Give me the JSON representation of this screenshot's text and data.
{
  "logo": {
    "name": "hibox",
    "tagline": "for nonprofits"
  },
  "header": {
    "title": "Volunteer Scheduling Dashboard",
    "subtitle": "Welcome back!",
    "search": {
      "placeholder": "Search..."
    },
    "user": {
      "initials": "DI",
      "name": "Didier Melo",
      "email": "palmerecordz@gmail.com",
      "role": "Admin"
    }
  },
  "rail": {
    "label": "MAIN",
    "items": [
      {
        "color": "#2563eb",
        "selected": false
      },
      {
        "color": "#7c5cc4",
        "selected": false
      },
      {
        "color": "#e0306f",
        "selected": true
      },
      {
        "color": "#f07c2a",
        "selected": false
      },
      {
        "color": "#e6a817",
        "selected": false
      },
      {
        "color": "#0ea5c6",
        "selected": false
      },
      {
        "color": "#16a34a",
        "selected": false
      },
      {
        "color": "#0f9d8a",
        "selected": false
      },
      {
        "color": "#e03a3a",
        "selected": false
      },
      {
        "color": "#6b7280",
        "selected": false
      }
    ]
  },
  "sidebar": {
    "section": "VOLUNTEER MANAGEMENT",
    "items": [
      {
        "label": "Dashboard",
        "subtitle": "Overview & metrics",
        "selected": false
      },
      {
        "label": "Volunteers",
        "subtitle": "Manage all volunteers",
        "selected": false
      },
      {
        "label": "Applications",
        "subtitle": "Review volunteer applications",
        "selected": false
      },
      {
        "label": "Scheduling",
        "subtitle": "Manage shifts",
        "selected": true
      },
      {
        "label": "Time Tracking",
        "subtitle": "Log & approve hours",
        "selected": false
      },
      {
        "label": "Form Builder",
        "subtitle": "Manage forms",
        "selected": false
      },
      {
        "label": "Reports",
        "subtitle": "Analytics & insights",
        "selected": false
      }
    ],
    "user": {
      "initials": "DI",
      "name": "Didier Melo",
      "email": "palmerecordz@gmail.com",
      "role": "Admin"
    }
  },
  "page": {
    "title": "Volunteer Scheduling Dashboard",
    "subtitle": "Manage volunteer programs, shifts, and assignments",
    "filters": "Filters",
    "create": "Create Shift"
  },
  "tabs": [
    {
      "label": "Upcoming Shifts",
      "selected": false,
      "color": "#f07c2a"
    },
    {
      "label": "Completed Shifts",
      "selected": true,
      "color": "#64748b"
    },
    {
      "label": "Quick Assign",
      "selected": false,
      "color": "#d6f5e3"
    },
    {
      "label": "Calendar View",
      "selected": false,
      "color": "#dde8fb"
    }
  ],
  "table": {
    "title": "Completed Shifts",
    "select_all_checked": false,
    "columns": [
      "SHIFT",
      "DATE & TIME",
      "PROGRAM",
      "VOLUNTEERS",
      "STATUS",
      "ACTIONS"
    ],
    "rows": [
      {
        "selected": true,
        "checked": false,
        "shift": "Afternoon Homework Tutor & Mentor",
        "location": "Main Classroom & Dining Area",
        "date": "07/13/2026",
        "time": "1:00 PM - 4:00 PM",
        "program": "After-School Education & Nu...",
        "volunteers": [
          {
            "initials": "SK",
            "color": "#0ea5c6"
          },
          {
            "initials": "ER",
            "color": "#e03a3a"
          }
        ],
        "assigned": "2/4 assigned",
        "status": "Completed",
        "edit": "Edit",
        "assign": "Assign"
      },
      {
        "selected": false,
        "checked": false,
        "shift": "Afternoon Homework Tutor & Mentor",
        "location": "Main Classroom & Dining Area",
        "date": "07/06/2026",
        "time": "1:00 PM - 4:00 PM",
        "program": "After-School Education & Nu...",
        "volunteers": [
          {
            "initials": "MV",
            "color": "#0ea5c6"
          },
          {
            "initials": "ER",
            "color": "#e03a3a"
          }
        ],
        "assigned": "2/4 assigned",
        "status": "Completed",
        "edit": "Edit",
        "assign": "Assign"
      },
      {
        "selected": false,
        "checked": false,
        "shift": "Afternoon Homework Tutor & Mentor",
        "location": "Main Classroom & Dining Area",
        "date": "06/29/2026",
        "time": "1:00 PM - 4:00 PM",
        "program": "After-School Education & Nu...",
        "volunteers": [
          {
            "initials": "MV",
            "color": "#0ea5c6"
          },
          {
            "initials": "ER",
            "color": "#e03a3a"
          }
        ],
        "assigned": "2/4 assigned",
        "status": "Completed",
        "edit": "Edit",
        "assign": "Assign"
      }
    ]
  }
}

+++

## Exercise objective
The records above are to be copied in full, exactly as written.

## Complete output
Give me the JSON representation of this screenshot's text and data.
{
  "logo": {
    "name": "hibox",
    "tagline": "for nonprofits"
  },
  "header": {
    "title": "Volunteer Scheduling Dashboard",
    "subtitle": "Welcome back!",
    "search": {
      "placeholder": "Search..."
    },
    "user": {
      "initials": "DI",
      "name": "Didier Melo",
      "email": "palmerecordz@gmail.com",
      "role": "Admin"
    }
  },
  "rail": {
    "label": "MAIN",
    "items": [
      {
        "color": "#2563eb",
        "selected": false
      },
      {
        "color": "#7c5cc4",
        "selected": false
      },
      {
        "color": "#e0306f",
        "selected": true
      },
      {
        "color": "#f07c2a",
        "selected": false
      },
      {
        "color": "#e6a817",
        "selected": false
      },
      {
        "color": "#0ea5c6",
        "selected": false
      },
      {
        "color": "#16a34a",
        "selected": false
      },
      {
        "color": "#0f9d8a",
        "selected": false
      },
      {
        "color": "#e03a3a",
        "selected": false
      },
      {
        "color": "#6b7280",
        "selected": false
      }
    ]
  },
  "sidebar": {
    "section": "VOLUNTEER MANAGEMENT",
    "items": [
      {
        "label": "Dashboard",
        "subtitle": "Overview & metrics",
        "selected": false
      },
      {
        "label": "Volunteers",
        "subtitle": "Manage all volunteers",
        "selected": false
      },
      {
        "label": "Applications",
        "subtitle": "Review volunteer applications",
        "selected": false
      },
      {
        "label": "Scheduling",
        "subtitle": "Manage shifts",
        "selected": true
      },
      {
        "label": "Time Tracking",
        "subtitle": "Log & approve hours",
        "selected": false
      },
      {
        "label": "Form Builder",
        "subtitle": "Manage forms",
        "selected": false
      },
      {
        "label": "Reports",
        "subtitle": "Analytics & insights",
        "selected": false
      }
    ],
    "user": {
      "initials": "DI",
      "name": "Didier Melo",
      "email": "palmerecordz@gmail.com",
      "role": "Admin"
    }
  },
  "page": {
    "title": "Volunteer Scheduling Dashboard",
    "subtitle": "Manage volunteer programs, shifts, and assignments",
    "filters": "Filters",
    "create": "Create Shift"
  },
  "tabs": [
    {
      "label": "Upcoming Shifts",
      "selected": false,
      "color": "#f07c2a"
    },
    {
      "label": "Completed Shifts",
      "selected": true,
      "color": "#64748b"
    },
    {
      "label": "Quick Assign",
      "selected": false,
      "color": "#d6f5e3"
    },
    {
      "label": "Calendar View",
      "selected": false,
      "color": "#dde8fb"
    }
  ],
  "table": {
    "title": "Completed Shifts",
    "select_all_checked": false,
    "columns": [
      "SHIFT",
      "DATE & TIME",
      "PROGRAM",
      "VOLUNTEERS",
      "STATUS",
      "ACTIONS"
    ],
    "rows": [
      {
        "selected": true,
        "checked": false,
        "shift": "Afternoon Homework Tutor & Mentor",
        "location": "Main Classroom & Dining Area",
        "date": "07/13/2026",
        "time": "1:00 PM - 4:00 PM",
        "program": "After-School Education & Nu...",
        "volunteers": [
          {
            "initials": "SK",
            "color": "#0ea5c6"
          },
          {
            "initials": "ER",
            "color": "#e03a3a"
          }
        ],
        "assigned": "2/4 assigned",
        "status": "Completed",
        "edit": "Edit",
        "assign": "Assign"
      },
      {
        "selected": false,
        "checked": false,
        "shift": "Afternoon Homework Tutor & Mentor",
        "location": "Main Classroom & Dining Area",
        "date": "07/06/2026",
        "time": "1:00 PM - 4:00 PM",
        "program": "After-School Education & Nu...",
        "volunteers": [
          {
            "initials": "MV",
            "color": "#0ea5c6"
          },
          {
            "initials": "ER",
            "color": "#e03a3a"
          }
        ],
        "assigned": "2/4 assigned",
        "status": "Completed",
        "edit": "Edit",
        "assign": "Assign"
      },
      {
        "selected": false,
        "checked": false,
        "shift": "Afternoon Homework Tutor & Mentor",
        "location": "Main Classroom & Dining Area",
        "date": "06/29/2026",
        "time": "1:00 PM - 4:00 PM",
        "program": "After-School Education & Nu...",
        "volunteers": [
          {
            "initials": "MV",
            "color": "#0ea5c6"
          },
          {
            "initials": "ER",
            "color": "#e03a3a"
          }
        ],
        "assigned": "2/4 assigned",
        "status": "Completed",
        "edit": "Edit",
        "assign": "Assign"
      }
    ]
  }
}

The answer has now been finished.